:: WRITTEN PROBLEM ::
Treat the line containing "Serialize everything readable" as the first line and the final line of the material below as the last; reproduce that range exactly.

:: DATASET CONTENT ::

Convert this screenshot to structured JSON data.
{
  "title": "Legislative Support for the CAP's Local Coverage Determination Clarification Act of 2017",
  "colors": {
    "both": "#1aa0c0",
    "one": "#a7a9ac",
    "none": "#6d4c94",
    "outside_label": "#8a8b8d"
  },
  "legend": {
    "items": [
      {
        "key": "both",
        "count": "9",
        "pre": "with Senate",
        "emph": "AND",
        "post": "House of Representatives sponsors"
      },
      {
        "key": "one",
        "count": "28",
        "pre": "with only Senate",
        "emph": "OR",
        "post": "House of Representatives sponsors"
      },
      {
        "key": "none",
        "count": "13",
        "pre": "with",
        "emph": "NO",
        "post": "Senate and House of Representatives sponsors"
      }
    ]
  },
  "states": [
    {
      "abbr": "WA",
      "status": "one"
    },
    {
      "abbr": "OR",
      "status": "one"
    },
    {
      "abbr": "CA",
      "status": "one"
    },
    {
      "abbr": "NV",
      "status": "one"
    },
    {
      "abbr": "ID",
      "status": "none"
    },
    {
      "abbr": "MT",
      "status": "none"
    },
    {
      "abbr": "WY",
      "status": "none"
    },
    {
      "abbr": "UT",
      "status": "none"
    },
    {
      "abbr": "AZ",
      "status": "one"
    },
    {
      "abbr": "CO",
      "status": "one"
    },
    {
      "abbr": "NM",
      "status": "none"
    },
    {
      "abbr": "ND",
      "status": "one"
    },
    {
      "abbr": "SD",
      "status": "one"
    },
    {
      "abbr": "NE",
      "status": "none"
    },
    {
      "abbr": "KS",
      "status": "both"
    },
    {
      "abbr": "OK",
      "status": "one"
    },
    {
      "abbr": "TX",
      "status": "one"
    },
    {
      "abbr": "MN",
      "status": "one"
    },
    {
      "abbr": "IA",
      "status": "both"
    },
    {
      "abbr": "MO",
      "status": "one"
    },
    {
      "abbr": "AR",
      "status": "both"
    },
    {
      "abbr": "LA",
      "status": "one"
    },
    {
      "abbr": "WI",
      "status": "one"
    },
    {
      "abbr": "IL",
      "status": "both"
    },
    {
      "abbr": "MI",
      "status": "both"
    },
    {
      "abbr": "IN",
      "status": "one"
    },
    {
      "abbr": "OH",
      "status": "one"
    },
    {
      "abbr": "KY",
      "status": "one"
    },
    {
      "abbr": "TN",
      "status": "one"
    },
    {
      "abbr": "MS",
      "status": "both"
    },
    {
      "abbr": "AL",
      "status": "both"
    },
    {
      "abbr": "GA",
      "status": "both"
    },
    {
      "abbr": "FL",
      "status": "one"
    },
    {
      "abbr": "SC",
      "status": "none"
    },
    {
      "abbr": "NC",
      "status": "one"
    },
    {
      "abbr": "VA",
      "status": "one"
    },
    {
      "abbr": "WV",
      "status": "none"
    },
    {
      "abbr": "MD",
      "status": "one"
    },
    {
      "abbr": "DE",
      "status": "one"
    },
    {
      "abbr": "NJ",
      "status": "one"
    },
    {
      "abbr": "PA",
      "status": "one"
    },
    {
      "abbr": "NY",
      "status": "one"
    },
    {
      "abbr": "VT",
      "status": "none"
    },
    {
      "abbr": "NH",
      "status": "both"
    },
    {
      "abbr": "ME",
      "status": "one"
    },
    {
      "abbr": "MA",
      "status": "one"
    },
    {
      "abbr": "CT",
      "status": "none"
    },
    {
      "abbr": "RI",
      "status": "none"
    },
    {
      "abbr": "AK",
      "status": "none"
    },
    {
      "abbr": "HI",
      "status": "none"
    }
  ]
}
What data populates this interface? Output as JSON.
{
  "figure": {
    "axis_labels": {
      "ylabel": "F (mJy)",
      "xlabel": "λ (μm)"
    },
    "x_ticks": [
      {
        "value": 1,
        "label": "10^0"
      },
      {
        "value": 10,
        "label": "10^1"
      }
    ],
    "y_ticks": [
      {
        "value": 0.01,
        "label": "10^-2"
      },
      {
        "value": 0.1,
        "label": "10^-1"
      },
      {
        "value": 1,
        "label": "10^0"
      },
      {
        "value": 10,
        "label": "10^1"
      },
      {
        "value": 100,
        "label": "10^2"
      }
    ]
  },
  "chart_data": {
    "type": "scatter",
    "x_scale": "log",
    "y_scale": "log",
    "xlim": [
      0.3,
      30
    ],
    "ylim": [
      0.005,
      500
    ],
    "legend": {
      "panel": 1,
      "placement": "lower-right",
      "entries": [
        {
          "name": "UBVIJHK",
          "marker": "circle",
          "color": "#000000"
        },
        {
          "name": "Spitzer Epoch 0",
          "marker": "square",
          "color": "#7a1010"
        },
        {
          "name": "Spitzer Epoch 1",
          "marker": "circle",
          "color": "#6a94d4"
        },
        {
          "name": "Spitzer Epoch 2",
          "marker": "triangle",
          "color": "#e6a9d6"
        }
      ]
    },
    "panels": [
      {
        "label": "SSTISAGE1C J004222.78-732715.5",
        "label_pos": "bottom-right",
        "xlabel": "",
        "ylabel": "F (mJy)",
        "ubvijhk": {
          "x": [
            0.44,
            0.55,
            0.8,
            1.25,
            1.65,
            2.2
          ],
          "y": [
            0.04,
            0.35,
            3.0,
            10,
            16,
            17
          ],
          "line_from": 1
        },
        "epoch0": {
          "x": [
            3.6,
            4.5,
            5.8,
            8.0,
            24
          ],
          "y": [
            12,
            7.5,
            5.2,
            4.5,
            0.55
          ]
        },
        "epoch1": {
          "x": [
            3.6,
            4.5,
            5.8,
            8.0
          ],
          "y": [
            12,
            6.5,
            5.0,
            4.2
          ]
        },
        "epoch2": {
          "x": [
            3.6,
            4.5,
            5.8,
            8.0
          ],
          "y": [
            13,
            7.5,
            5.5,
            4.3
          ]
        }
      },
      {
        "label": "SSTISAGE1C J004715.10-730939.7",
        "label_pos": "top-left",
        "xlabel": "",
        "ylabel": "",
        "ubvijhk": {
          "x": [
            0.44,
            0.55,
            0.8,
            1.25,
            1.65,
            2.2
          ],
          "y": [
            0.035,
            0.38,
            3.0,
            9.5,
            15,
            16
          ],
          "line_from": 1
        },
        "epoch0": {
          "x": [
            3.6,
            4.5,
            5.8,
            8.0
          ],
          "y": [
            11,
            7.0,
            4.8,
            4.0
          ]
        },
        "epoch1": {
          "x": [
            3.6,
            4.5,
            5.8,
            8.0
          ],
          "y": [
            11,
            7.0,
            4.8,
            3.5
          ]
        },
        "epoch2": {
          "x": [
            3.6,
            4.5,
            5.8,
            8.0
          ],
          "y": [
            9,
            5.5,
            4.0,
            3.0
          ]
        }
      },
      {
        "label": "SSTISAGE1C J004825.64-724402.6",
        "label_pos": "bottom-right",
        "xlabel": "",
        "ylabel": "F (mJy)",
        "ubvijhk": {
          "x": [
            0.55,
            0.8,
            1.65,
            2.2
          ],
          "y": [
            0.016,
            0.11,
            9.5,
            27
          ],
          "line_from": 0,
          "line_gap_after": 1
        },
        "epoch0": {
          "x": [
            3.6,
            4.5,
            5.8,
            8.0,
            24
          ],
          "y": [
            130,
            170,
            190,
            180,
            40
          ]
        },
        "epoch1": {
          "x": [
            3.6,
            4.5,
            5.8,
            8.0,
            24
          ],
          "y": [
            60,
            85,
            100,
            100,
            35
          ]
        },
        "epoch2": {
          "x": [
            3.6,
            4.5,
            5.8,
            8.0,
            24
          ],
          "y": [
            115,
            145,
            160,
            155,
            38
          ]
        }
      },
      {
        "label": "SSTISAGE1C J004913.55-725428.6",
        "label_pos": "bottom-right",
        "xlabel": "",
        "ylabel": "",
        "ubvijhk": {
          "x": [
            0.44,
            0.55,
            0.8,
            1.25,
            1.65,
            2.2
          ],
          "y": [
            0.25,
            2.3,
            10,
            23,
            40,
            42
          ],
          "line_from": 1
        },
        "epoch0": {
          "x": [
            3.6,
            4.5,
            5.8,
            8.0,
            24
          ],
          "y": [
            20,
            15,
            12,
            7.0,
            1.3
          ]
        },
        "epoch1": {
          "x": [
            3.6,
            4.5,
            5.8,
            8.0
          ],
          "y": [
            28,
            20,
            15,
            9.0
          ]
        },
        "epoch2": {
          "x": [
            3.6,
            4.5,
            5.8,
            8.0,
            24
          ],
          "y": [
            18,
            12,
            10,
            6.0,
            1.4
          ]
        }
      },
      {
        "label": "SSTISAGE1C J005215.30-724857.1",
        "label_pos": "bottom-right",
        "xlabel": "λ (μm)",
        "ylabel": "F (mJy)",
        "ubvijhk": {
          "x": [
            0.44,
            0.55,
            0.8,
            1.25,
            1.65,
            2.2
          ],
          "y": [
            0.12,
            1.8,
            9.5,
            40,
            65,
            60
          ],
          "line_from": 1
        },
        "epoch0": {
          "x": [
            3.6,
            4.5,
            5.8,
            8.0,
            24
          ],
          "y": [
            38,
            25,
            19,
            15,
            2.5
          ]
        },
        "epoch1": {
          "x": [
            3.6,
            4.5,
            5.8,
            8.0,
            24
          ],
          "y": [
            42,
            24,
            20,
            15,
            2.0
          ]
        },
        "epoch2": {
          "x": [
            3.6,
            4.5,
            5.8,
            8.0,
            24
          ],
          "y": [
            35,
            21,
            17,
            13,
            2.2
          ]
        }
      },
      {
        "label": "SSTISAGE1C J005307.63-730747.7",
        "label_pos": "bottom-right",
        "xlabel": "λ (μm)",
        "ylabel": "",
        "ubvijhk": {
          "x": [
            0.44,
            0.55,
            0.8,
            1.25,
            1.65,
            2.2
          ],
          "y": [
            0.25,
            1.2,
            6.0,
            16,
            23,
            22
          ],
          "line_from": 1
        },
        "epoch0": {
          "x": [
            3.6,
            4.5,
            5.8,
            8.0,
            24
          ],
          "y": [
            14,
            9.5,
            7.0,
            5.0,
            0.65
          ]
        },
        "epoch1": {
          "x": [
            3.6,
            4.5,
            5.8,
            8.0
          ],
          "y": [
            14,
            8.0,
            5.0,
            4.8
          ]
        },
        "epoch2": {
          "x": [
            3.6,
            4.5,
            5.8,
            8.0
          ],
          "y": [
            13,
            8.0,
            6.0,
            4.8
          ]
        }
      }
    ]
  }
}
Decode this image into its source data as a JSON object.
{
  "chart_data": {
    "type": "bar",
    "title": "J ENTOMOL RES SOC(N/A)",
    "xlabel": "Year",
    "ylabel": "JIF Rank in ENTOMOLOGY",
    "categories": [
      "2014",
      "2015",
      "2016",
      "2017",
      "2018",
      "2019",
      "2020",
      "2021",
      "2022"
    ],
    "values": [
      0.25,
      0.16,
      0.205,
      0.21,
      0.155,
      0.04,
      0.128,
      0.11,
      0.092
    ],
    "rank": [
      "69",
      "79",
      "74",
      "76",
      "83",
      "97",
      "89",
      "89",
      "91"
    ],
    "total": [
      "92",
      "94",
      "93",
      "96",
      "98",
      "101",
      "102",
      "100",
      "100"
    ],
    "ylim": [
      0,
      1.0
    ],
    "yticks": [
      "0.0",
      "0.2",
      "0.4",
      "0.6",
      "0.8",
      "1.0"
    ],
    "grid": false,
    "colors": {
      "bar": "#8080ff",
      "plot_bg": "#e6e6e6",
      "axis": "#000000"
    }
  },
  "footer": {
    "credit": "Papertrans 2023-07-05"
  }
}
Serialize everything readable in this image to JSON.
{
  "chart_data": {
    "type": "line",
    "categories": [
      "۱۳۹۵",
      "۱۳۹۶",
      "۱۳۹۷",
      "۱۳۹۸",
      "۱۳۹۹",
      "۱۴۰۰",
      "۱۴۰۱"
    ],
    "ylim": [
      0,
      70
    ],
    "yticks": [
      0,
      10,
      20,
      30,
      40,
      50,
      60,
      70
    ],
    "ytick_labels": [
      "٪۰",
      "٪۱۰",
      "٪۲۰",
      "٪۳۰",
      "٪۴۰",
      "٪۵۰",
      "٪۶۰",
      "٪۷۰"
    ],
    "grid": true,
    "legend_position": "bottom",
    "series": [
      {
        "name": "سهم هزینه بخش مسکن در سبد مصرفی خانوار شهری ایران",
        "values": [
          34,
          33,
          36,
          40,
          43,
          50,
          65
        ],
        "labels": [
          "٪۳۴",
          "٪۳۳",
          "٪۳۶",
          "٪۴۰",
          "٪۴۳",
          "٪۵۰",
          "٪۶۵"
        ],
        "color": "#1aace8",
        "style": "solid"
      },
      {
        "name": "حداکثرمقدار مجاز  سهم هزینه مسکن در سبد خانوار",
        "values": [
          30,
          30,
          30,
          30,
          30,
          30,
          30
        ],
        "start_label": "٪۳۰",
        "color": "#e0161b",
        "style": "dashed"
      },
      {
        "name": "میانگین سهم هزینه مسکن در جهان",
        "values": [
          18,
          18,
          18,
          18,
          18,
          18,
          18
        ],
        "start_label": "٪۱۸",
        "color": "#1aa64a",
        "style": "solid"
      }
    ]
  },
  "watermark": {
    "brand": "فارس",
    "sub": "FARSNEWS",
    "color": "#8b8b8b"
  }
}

:: WRITTEN SOLUTION ::
Serialize everything readable in this image to JSON.
{
  "chart_data": {
    "type": "line",
    "categories": [
      "۱۳۹۵",
      "۱۳۹۶",
      "۱۳۹۷",
      "۱۳۹۸",
      "۱۳۹۹",
      "۱۴۰۰",
      "۱۴۰۱"
    ],
    "ylim": [
      0,
      70
    ],
    "yticks": [
      0,
      10,
      20,
      30,
      40,
      50,
      60,
      70
    ],
    "ytick_labels": [
      "٪۰",
      "٪۱۰",
      "٪۲۰",
      "٪۳۰",
      "٪۴۰",
      "٪۵۰",
      "٪۶۰",
      "٪۷۰"
    ],
    "grid": true,
    "legend_position": "bottom",
    "series": [
      {
        "name": "سهم هزینه بخش مسکن در سبد مصرفی خانوار شهری ایران",
        "values": [
          34,
          33,
          36,
          40,
          43,
          50,
          65
        ],
        "labels": [
          "٪۳۴",
          "٪۳۳",
          "٪۳۶",
          "٪۴۰",
          "٪۴۳",
          "٪۵۰",
          "٪۶۵"
        ],
        "color": "#1aace8",
        "style": "solid"
      },
      {
        "name": "حداکثرمقدار مجاز  سهم هزینه مسکن در سبد خانوار",
        "values": [
          30,
          30,
          30,
          30,
          30,
          30,
          30
        ],
        "start_label": "٪۳۰",
        "color": "#e0161b",
        "style": "dashed"
      },
      {
        "name": "میانگین سهم هزینه مسکن در جهان",
        "values": [
          18,
          18,
          18,
          18,
          18,
          18,
          18
        ],
        "start_label": "٪۱۸",
        "color": "#1aa64a",
        "style": "solid"
      }
    ]
  },
  "watermark": {
    "brand": "فارس",
    "sub": "FARSNEWS",
    "color": "#8b8b8b"
  }
}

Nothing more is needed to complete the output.